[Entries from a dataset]
....
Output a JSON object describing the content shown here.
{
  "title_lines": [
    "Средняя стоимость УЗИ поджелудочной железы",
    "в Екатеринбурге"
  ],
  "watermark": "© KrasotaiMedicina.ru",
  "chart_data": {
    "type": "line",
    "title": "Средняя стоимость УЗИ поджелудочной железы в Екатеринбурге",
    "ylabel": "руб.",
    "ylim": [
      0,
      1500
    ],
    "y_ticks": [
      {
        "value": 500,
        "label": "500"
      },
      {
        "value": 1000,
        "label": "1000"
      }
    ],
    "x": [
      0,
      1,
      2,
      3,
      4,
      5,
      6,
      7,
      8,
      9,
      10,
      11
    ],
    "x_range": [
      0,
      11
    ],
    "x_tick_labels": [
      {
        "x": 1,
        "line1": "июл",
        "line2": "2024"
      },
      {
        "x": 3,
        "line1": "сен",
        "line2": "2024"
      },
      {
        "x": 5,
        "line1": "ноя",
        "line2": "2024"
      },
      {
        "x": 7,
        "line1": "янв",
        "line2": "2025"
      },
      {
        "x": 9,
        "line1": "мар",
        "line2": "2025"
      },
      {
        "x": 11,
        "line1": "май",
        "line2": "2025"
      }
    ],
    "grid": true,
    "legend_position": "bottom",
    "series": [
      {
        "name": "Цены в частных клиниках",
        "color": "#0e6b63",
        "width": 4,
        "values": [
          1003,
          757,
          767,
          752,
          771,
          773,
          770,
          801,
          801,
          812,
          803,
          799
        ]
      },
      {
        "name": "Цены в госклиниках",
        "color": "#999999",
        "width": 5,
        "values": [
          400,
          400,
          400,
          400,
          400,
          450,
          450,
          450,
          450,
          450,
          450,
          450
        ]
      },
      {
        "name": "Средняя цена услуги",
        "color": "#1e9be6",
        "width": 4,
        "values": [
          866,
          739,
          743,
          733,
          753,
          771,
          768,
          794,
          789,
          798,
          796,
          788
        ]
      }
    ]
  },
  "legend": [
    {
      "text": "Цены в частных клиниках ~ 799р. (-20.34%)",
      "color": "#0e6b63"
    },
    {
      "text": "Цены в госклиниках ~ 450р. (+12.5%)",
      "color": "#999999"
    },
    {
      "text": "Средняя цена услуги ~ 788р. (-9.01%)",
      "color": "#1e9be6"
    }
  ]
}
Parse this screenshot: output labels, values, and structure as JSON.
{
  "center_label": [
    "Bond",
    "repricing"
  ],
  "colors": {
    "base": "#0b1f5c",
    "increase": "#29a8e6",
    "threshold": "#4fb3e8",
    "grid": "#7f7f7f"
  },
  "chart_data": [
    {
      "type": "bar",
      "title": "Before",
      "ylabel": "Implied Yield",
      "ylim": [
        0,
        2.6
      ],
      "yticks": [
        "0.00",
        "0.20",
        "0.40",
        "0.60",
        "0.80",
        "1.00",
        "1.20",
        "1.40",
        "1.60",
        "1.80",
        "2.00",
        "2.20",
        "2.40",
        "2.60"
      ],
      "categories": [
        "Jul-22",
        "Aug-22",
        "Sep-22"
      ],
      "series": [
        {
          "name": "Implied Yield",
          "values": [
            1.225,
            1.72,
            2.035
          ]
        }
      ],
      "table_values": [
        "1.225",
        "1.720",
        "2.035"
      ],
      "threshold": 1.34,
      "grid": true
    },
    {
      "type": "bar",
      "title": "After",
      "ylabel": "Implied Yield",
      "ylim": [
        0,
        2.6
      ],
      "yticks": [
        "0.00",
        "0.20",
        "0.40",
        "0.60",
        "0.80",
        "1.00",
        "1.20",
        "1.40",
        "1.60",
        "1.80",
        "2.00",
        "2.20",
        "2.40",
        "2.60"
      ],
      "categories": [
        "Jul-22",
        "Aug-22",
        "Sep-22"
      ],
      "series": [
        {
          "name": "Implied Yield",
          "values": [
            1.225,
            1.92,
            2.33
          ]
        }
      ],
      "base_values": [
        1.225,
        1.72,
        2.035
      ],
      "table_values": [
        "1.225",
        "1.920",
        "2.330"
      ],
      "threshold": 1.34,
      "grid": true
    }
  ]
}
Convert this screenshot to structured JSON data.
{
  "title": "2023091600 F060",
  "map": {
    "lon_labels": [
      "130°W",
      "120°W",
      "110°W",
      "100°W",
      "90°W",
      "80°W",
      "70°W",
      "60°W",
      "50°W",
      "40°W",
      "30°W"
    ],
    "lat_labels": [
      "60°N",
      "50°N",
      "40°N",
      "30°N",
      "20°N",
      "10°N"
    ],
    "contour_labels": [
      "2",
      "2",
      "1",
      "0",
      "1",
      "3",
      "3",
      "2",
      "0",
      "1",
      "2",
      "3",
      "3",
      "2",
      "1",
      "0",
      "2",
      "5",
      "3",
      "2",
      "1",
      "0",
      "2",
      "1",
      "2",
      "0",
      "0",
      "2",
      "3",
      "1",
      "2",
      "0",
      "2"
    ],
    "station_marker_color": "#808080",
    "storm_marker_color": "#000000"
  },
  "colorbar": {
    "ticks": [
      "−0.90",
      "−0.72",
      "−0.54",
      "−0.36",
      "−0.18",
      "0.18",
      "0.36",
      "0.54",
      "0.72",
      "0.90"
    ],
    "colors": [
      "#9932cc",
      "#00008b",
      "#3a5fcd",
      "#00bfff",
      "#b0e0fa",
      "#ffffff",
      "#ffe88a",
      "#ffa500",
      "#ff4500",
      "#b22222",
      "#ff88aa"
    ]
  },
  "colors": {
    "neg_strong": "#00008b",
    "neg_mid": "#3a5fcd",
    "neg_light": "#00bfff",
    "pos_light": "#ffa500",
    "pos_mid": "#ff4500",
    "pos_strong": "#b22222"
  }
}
....
**REQUIREMENTS:**
Find every line in the records above that holds the word "name", and copy each one.

**SOLUTION TO THE PROBLEM:**
        "name": "Цены в частных клиниках",
        "name": "Цены в госклиниках",
        "name": "Средняя цена услуги",
          "name": "Implied Yield",
          "name": "Implied Yield",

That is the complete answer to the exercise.